WHAT YOU ARE ASKED TO DO: Quote all of the entries word for word.

(Stored data)
======

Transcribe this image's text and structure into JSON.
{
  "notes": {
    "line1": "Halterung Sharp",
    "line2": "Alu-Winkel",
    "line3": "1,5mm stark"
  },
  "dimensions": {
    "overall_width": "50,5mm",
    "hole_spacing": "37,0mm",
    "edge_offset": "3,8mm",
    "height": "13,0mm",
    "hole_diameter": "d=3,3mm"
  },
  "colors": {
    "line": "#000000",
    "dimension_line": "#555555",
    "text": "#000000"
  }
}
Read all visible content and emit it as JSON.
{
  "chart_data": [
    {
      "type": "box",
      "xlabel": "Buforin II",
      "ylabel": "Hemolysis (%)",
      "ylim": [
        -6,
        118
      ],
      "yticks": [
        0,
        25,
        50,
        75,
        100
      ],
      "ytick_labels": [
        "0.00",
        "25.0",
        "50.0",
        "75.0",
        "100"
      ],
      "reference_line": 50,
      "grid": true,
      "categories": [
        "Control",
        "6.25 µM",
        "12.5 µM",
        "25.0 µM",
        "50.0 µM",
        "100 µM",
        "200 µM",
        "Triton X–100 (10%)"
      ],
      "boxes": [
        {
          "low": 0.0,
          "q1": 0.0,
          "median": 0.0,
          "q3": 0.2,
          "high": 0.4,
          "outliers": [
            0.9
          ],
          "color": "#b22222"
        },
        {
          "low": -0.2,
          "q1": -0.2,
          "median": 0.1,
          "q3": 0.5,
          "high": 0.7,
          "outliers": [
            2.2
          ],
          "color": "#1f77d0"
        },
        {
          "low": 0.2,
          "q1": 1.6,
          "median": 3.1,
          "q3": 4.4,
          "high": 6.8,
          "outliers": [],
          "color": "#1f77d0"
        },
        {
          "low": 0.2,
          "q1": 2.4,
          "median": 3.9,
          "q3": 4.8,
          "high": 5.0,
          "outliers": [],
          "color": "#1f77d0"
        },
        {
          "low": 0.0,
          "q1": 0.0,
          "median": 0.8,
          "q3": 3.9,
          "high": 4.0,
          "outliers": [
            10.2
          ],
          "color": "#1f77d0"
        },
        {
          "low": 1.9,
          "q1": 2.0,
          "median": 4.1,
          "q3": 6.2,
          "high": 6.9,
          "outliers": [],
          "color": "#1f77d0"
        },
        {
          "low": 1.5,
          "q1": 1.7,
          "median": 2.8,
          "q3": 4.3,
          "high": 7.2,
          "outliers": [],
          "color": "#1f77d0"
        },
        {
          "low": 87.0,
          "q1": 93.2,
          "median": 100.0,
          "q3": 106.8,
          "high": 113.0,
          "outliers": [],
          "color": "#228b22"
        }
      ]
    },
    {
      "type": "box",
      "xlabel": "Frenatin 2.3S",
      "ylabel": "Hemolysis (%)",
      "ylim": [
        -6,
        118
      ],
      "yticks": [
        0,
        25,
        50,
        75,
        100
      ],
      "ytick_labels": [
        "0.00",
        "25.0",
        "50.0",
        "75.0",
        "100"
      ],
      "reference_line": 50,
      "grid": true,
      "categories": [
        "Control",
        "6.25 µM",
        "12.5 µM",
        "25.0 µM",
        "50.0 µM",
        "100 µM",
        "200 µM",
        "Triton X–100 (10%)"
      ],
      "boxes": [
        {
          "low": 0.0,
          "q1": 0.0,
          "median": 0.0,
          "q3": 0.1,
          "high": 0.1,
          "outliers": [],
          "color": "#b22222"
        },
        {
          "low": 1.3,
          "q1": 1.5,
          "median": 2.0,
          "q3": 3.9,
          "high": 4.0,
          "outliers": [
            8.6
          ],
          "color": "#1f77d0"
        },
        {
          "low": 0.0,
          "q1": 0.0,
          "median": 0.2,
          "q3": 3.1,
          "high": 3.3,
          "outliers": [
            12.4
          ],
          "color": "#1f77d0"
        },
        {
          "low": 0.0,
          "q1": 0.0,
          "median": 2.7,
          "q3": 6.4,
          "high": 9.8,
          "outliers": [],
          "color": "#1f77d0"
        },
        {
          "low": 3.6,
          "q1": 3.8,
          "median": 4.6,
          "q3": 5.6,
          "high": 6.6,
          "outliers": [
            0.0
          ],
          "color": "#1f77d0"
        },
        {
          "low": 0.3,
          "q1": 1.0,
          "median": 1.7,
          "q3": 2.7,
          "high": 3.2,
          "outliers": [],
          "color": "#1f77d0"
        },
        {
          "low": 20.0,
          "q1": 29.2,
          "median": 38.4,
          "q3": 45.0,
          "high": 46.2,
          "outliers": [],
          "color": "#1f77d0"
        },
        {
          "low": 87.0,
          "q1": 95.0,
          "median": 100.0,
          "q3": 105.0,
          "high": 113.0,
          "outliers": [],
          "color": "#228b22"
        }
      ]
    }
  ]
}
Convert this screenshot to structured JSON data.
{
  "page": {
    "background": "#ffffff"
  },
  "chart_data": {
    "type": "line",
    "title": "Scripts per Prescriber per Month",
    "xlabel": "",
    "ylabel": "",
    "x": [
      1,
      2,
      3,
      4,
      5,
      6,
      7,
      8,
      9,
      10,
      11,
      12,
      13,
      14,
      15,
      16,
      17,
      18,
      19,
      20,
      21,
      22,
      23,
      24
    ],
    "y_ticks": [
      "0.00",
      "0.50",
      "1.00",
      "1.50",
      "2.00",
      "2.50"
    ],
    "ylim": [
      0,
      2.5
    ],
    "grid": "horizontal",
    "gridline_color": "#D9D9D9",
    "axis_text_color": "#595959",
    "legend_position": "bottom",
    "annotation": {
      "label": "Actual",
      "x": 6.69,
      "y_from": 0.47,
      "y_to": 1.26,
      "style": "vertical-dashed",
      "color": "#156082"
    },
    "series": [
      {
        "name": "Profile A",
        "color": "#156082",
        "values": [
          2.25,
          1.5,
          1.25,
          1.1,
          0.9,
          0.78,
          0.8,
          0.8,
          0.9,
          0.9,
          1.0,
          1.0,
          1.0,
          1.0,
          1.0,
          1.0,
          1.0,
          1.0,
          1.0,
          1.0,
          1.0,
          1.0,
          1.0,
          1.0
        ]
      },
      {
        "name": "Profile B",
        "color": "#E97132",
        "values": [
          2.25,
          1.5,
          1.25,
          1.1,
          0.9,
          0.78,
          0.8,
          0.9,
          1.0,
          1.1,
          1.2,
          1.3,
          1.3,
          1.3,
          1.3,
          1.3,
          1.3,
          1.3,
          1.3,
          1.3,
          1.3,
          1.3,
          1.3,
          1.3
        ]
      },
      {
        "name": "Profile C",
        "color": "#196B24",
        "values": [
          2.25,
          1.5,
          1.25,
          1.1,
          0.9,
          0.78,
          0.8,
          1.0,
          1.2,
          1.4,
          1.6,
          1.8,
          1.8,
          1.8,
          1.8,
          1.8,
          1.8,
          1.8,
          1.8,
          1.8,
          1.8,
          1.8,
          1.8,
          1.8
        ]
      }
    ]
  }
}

======

RESULT OF THIS EXERCISE:
Transcribe this image's text and structure into JSON.
{
  "notes": {
    "line1": "Halterung Sharp",
    "line2": "Alu-Winkel",
    "line3": "1,5mm stark"
  },
  "dimensions": {
    "overall_width": "50,5mm",
    "hole_spacing": "37,0mm",
    "edge_offset": "3,8mm",
    "height": "13,0mm",
    "hole_diameter": "d=3,3mm"
  },
  "colors": {
    "line": "#000000",
    "dimension_line": "#555555",
    "text": "#000000"
  }
}
Read all visible content and emit it as JSON.
{
  "chart_data": [
    {
      "type": "box",
      "xlabel": "Buforin II",
      "ylabel": "Hemolysis (%)",
      "ylim": [
        -6,
        118
      ],
      "yticks": [
        0,
        25,
        50,
        75,
        100
      ],
      "ytick_labels": [
        "0.00",
        "25.0",
        "50.0",
        "75.0",
        "100"
      ],
      "reference_line": 50,
      "grid": true,
      "categories": [
        "Control",
        "6.25 µM",
        "12.5 µM",
        "25.0 µM",
        "50.0 µM",
        "100 µM",
        "200 µM",
        "Triton X–100 (10%)"
      ],
      "boxes": [
        {
          "low": 0.0,
          "q1": 0.0,
          "median": 0.0,
          "q3": 0.2,
          "high": 0.4,
          "outliers": [
            0.9
          ],
          "color": "#b22222"
        },
        {
          "low": -0.2,
          "q1": -0.2,
          "median": 0.1,
          "q3": 0.5,
          "high": 0.7,
          "outliers": [
            2.2
          ],
          "color": "#1f77d0"
        },
        {
          "low": 0.2,
          "q1": 1.6,
          "median": 3.1,
          "q3": 4.4,
          "high": 6.8,
          "outliers": [],
          "color": "#1f77d0"
        },
        {
          "low": 0.2,
          "q1": 2.4,
          "median": 3.9,
          "q3": 4.8,
          "high": 5.0,
          "outliers": [],
          "color": "#1f77d0"
        },
        {
          "low": 0.0,
          "q1": 0.0,
          "median": 0.8,
          "q3": 3.9,
          "high": 4.0,
          "outliers": [
            10.2
          ],
          "color": "#1f77d0"
        },
        {
          "low": 1.9,
          "q1": 2.0,
          "median": 4.1,
          "q3": 6.2,
          "high": 6.9,
          "outliers": [],
          "color": "#1f77d0"
        },
        {
          "low": 1.5,
          "q1": 1.7,
          "median": 2.8,
          "q3": 4.3,
          "high": 7.2,
          "outliers": [],
          "color": "#1f77d0"
        },
        {
          "low": 87.0,
          "q1": 93.2,
          "median": 100.0,
          "q3": 106.8,
          "high": 113.0,
          "outliers": [],
          "color": "#228b22"
        }
      ]
    },
    {
      "type": "box",
      "xlabel": "Frenatin 2.3S",
      "ylabel": "Hemolysis (%)",
      "ylim": [
        -6,
        118
      ],
      "yticks": [
        0,
        25,
        50,
        75,
        100
      ],
      "ytick_labels": [
        "0.00",
        "25.0",
        "50.0",
        "75.0",
        "100"
      ],
      "reference_line": 50,
      "grid": true,
      "categories": [
        "Control",
        "6.25 µM",
        "12.5 µM",
        "25.0 µM",
        "50.0 µM",
        "100 µM",
        "200 µM",
        "Triton X–100 (10%)"
      ],
      "boxes": [
        {
          "low": 0.0,
          "q1": 0.0,
          "median": 0.0,
          "q3": 0.1,
          "high": 0.1,
          "outliers": [],
          "color": "#b22222"
        },
        {
          "low": 1.3,
          "q1": 1.5,
          "median": 2.0,
          "q3": 3.9,
          "high": 4.0,
          "outliers": [
            8.6
          ],
          "color": "#1f77d0"
        },
        {
          "low": 0.0,
          "q1": 0.0,
          "median": 0.2,
          "q3": 3.1,
          "high": 3.3,
          "outliers": [
            12.4
          ],
          "color": "#1f77d0"
        },
        {
          "low": 0.0,
          "q1": 0.0,
          "median": 2.7,
          "q3": 6.4,
          "high": 9.8,
          "outliers": [],
          "color": "#1f77d0"
        },
        {
          "low": 3.6,
          "q1": 3.8,
          "median": 4.6,
          "q3": 5.6,
          "high": 6.6,
          "outliers": [
            0.0
          ],
          "color": "#1f77d0"
        },
        {
          "low": 0.3,
          "q1": 1.0,
          "median": 1.7,
          "q3": 2.7,
          "high": 3.2,
          "outliers": [],
          "color": "#1f77d0"
        },
        {
          "low": 20.0,
          "q1": 29.2,
          "median": 38.4,
          "q3": 45.0,
          "high": 46.2,
          "outliers": [],
          "color": "#1f77d0"
        },
        {
          "low": 87.0,
          "q1": 95.0,
          "median": 100.0,
          "q3": 105.0,
          "high": 113.0,
          "outliers": [],
          "color": "#228b22"
        }
      ]
    }
  ]
}
Convert this screenshot to structured JSON data.
{
  "page": {
    "background": "#ffffff"
  },
  "chart_data": {
    "type": "line",
    "title": "Scripts per Prescriber per Month",
    "xlabel": "",
    "ylabel": "",
    "x": [
      1,
      2,
      3,
      4,
      5,
      6,
      7,
      8,
      9,
      10,
      11,
      12,
      13,
      14,
      15,
      16,
      17,
      18,
      19,
      20,
      21,
      22,
      23,
      24
    ],
    "y_ticks": [
      "0.00",
      "0.50",
      "1.00",
      "1.50",
      "2.00",
      "2.50"
    ],
    "ylim": [
      0,
      2.5
    ],
    "grid": "horizontal",
    "gridline_color": "#D9D9D9",
    "axis_text_color": "#595959",
    "legend_position": "bottom",
    "annotation": {
      "label": "Actual",
      "x": 6.69,
      "y_from": 0.47,
      "y_to": 1.26,
      "style": "vertical-dashed",
      "color": "#156082"
    },
    "series": [
      {
        "name": "Profile A",
        "color": "#156082",
        "values": [
          2.25,
          1.5,
          1.25,
          1.1,
          0.9,
          0.78,
          0.8,
          0.8,
          0.9,
          0.9,
          1.0,
          1.0,
          1.0,
          1.0,
          1.0,
          1.0,
          1.0,
          1.0,
          1.0,
          1.0,
          1.0,
          1.0,
          1.0,
          1.0
        ]
      },
      {
        "name": "Profile B",
        "color": "#E97132",
        "values": [
          2.25,
          1.5,
          1.25,
          1.1,
          0.9,
          0.78,
          0.8,
          0.9,
          1.0,
          1.1,
          1.2,
          1.3,
          1.3,
          1.3,
          1.3,
          1.3,
          1.3,
          1.3,
          1.3,
          1.3,
          1.3,
          1.3,
          1.3,
          1.3
        ]
      },
      {
        "name": "Profile C",
        "color": "#196B24",
        "values": [
          2.25,
          1.5,
          1.25,
          1.1,
          0.9,
          0.78,
          0.8,
          1.0,
          1.2,
          1.4,
          1.6,
          1.8,
          1.8,
          1.8,
          1.8,
          1.8,
          1.8,
          1.8,
          1.8,
          1.8,
          1.8,
          1.8,
          1.8,
          1.8
        ]
      }
    ]
  }
}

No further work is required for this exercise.